**Exercise description**
Write out each of the following entries line for line, with no change to any character.

Dataset entries:
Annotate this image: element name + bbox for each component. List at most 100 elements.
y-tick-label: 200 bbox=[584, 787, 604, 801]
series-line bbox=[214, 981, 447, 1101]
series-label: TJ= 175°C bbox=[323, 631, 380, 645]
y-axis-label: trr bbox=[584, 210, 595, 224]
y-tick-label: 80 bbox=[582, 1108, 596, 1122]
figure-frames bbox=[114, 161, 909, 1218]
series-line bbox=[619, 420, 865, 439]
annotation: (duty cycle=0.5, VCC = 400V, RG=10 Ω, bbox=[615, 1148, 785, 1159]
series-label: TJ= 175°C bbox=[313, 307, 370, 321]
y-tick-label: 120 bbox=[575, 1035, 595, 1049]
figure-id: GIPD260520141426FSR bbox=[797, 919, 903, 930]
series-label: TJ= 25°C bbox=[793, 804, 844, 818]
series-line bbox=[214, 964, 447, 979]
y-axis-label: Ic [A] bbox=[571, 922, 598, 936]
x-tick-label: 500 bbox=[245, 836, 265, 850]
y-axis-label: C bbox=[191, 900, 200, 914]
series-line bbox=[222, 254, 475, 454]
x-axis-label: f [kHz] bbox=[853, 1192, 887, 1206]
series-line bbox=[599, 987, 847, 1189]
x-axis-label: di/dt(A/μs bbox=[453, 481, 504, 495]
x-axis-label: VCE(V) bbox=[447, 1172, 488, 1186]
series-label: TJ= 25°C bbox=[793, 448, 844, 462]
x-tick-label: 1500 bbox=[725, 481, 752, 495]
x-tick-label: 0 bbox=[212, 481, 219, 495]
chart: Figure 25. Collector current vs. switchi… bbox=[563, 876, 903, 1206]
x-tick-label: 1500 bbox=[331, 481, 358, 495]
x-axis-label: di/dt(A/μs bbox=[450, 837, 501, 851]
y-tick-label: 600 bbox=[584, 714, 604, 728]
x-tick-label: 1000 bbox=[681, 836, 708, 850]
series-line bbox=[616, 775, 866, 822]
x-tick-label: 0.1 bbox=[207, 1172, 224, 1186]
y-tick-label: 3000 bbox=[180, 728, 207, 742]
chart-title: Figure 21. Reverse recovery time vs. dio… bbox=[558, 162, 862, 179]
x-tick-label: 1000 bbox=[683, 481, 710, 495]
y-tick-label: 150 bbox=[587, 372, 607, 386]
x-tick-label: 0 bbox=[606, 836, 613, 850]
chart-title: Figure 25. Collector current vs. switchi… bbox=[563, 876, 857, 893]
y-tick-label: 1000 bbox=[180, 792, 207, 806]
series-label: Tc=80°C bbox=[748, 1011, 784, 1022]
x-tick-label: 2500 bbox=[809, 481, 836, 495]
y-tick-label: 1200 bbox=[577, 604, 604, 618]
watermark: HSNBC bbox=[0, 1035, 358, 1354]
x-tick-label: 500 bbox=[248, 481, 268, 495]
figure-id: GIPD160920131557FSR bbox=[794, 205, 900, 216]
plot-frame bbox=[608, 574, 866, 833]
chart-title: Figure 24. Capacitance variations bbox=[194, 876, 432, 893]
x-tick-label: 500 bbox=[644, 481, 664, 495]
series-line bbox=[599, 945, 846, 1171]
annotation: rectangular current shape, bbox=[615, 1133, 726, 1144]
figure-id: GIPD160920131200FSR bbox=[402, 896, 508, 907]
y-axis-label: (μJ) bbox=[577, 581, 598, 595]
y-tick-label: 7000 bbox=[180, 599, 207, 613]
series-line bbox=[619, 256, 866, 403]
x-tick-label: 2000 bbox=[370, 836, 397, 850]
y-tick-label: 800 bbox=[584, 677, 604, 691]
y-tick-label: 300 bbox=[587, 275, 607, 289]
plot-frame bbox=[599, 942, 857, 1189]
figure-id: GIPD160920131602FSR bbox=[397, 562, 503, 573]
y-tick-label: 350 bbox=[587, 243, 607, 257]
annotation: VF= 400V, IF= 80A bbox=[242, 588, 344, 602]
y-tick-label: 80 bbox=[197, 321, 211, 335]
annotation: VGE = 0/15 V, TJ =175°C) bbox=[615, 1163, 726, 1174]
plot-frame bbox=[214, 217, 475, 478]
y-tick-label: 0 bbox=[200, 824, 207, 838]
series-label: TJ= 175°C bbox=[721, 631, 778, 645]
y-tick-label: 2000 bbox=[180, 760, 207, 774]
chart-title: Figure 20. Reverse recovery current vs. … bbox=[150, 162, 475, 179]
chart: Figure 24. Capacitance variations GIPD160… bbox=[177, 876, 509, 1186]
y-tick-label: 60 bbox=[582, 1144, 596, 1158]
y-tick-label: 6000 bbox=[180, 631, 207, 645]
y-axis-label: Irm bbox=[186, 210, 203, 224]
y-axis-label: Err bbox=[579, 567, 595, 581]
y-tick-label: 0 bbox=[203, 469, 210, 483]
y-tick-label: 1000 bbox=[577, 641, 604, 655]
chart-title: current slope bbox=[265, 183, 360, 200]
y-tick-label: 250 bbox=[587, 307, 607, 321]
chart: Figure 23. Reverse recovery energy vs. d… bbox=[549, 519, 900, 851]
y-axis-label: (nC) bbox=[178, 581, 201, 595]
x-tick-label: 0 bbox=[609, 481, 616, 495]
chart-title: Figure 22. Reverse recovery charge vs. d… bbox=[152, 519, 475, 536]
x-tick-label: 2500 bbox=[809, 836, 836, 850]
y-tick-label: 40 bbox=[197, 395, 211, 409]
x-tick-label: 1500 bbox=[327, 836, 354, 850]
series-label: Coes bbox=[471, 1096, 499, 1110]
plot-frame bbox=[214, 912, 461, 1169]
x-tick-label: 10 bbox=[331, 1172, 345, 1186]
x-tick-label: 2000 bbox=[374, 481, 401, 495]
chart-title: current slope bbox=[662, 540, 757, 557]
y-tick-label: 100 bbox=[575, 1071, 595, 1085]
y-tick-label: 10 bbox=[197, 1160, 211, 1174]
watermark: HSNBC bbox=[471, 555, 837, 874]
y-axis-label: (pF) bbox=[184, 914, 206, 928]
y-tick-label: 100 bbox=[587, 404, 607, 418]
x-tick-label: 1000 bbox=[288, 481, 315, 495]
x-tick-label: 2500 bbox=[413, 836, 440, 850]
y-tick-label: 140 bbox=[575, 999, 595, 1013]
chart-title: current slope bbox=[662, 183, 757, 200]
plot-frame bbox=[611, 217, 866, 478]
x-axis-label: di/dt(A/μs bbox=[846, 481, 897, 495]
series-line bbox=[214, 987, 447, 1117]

**Task response**
Annotate this image: element name + bbox for each component. List at most 100 elements.
y-tick-label: 200 bbox=[584, 787, 604, 801]
series-line bbox=[214, 981, 447, 1101]
series-label: TJ= 175°C bbox=[323, 631, 380, 645]
y-axis-label: trr bbox=[584, 210, 595, 224]
y-tick-label: 80 bbox=[582, 1108, 596, 1122]
figure-frames bbox=[114, 161, 909, 1218]
series-line bbox=[619, 420, 865, 439]
annotation: (duty cycle=0.5, VCC = 400V, RG=10 Ω, bbox=[615, 1148, 785, 1159]
series-label: TJ= 175°C bbox=[313, 307, 370, 321]
y-tick-label: 120 bbox=[575, 1035, 595, 1049]
figure-id: GIPD260520141426FSR bbox=[797, 919, 903, 930]
series-label: TJ= 25°C bbox=[793, 804, 844, 818]
series-line bbox=[214, 964, 447, 979]
y-axis-label: Ic [A] bbox=[571, 922, 598, 936]
x-tick-label: 500 bbox=[245, 836, 265, 850]
y-axis-label: C bbox=[191, 900, 200, 914]
series-line bbox=[222, 254, 475, 454]
x-axis-label: f [kHz] bbox=[853, 1192, 887, 1206]
series-line bbox=[599, 987, 847, 1189]
x-axis-label: di/dt(A/μs bbox=[453, 481, 504, 495]
x-axis-label: VCE(V) bbox=[447, 1172, 488, 1186]
series-label: TJ= 25°C bbox=[793, 448, 844, 462]
x-tick-label: 1500 bbox=[725, 481, 752, 495]
x-tick-label: 0 bbox=[212, 481, 219, 495]
chart: Figure 25. Collector current vs. switchi… bbox=[563, 876, 903, 1206]
x-tick-label: 1500 bbox=[331, 481, 358, 495]
x-axis-label: di/dt(A/μs bbox=[450, 837, 501, 851]
y-tick-label: 600 bbox=[584, 714, 604, 728]
x-tick-label: 1000 bbox=[681, 836, 708, 850]
series-line bbox=[616, 775, 866, 822]
x-tick-label: 0.1 bbox=[207, 1172, 224, 1186]
y-tick-label: 3000 bbox=[180, 728, 207, 742]
chart-title: Figure 21. Reverse recovery time vs. dio… bbox=[558, 162, 862, 179]
x-tick-label: 1000 bbox=[683, 481, 710, 495]
y-tick-label: 150 bbox=[587, 372, 607, 386]
x-tick-label: 0 bbox=[606, 836, 613, 850]
chart-title: Figure 25. Collector current vs. switchi… bbox=[563, 876, 857, 893]
y-tick-label: 1000 bbox=[180, 792, 207, 806]
series-label: Tc=80°C bbox=[748, 1011, 784, 1022]
x-tick-label: 2500 bbox=[809, 481, 836, 495]
y-tick-label: 1200 bbox=[577, 604, 604, 618]
watermark: HSNBC bbox=[0, 1035, 358, 1354]
x-tick-label: 500 bbox=[248, 481, 268, 495]
figure-id: GIPD160920131557FSR bbox=[794, 205, 900, 216]
plot-frame bbox=[608, 574, 866, 833]
chart-title: Figure 24. Capacitance variations bbox=[194, 876, 432, 893]
x-tick-label: 500 bbox=[644, 481, 664, 495]
series-line bbox=[599, 945, 846, 1171]
annotation: rectangular current shape, bbox=[615, 1133, 726, 1144]
figure-id: GIPD160920131200FSR bbox=[402, 896, 508, 907]
y-axis-label: (μJ) bbox=[577, 581, 598, 595]
y-tick-label: 7000 bbox=[180, 599, 207, 613]
series-line bbox=[619, 256, 866, 403]
x-tick-label: 2000 bbox=[370, 836, 397, 850]
y-tick-label: 800 bbox=[584, 677, 604, 691]
y-tick-label: 300 bbox=[587, 275, 607, 289]
plot-frame bbox=[599, 942, 857, 1189]
figure-id: GIPD160920131602FSR bbox=[397, 562, 503, 573]
y-tick-label: 350 bbox=[587, 243, 607, 257]
annotation: VF= 400V, IF= 80A bbox=[242, 588, 344, 602]
y-tick-label: 80 bbox=[197, 321, 211, 335]
annotation: VGE = 0/15 V, TJ =175°C) bbox=[615, 1163, 726, 1174]
plot-frame bbox=[214, 217, 475, 478]
y-tick-label: 0 bbox=[200, 824, 207, 838]
series-label: TJ= 175°C bbox=[721, 631, 778, 645]
y-tick-label: 2000 bbox=[180, 760, 207, 774]
chart-title: Figure 20. Reverse recovery current vs. … bbox=[150, 162, 475, 179]
chart: Figure 24. Capacitance variations GIPD160… bbox=[177, 876, 509, 1186]
y-tick-label: 60 bbox=[582, 1144, 596, 1158]
y-tick-label: 6000 bbox=[180, 631, 207, 645]
y-axis-label: Irm bbox=[186, 210, 203, 224]
y-axis-label: Err bbox=[579, 567, 595, 581]
y-tick-label: 0 bbox=[203, 469, 210, 483]
y-tick-label: 1000 bbox=[577, 641, 604, 655]
chart-title: current slope bbox=[265, 183, 360, 200]
y-tick-label: 250 bbox=[587, 307, 607, 321]
chart: Figure 23. Reverse recovery energy vs. d… bbox=[549, 519, 900, 851]
y-axis-label: (nC) bbox=[178, 581, 201, 595]
x-tick-label: 0 bbox=[609, 481, 616, 495]
chart-title: Figure 22. Reverse recovery charge vs. d… bbox=[152, 519, 475, 536]
x-tick-label: 2500 bbox=[809, 836, 836, 850]
y-tick-label: 40 bbox=[197, 395, 211, 409]
x-tick-label: 1500 bbox=[327, 836, 354, 850]
series-label: Coes bbox=[471, 1096, 499, 1110]
plot-frame bbox=[214, 912, 461, 1169]
x-tick-label: 10 bbox=[331, 1172, 345, 1186]
x-tick-label: 2000 bbox=[374, 481, 401, 495]
chart-title: current slope bbox=[662, 540, 757, 557]
y-tick-label: 100 bbox=[575, 1071, 595, 1085]
y-tick-label: 10 bbox=[197, 1160, 211, 1174]
watermark: HSNBC bbox=[471, 555, 837, 874]
y-axis-label: (pF) bbox=[184, 914, 206, 928]
y-tick-label: 100 bbox=[587, 404, 607, 418]
x-tick-label: 1000 bbox=[288, 481, 315, 495]
x-tick-label: 2500 bbox=[413, 836, 440, 850]
y-tick-label: 140 bbox=[575, 999, 595, 1013]
chart-title: current slope bbox=[662, 183, 757, 200]
plot-frame bbox=[611, 217, 866, 478]
x-axis-label: di/dt(A/μs bbox=[846, 481, 897, 495]
series-line bbox=[214, 987, 447, 1117]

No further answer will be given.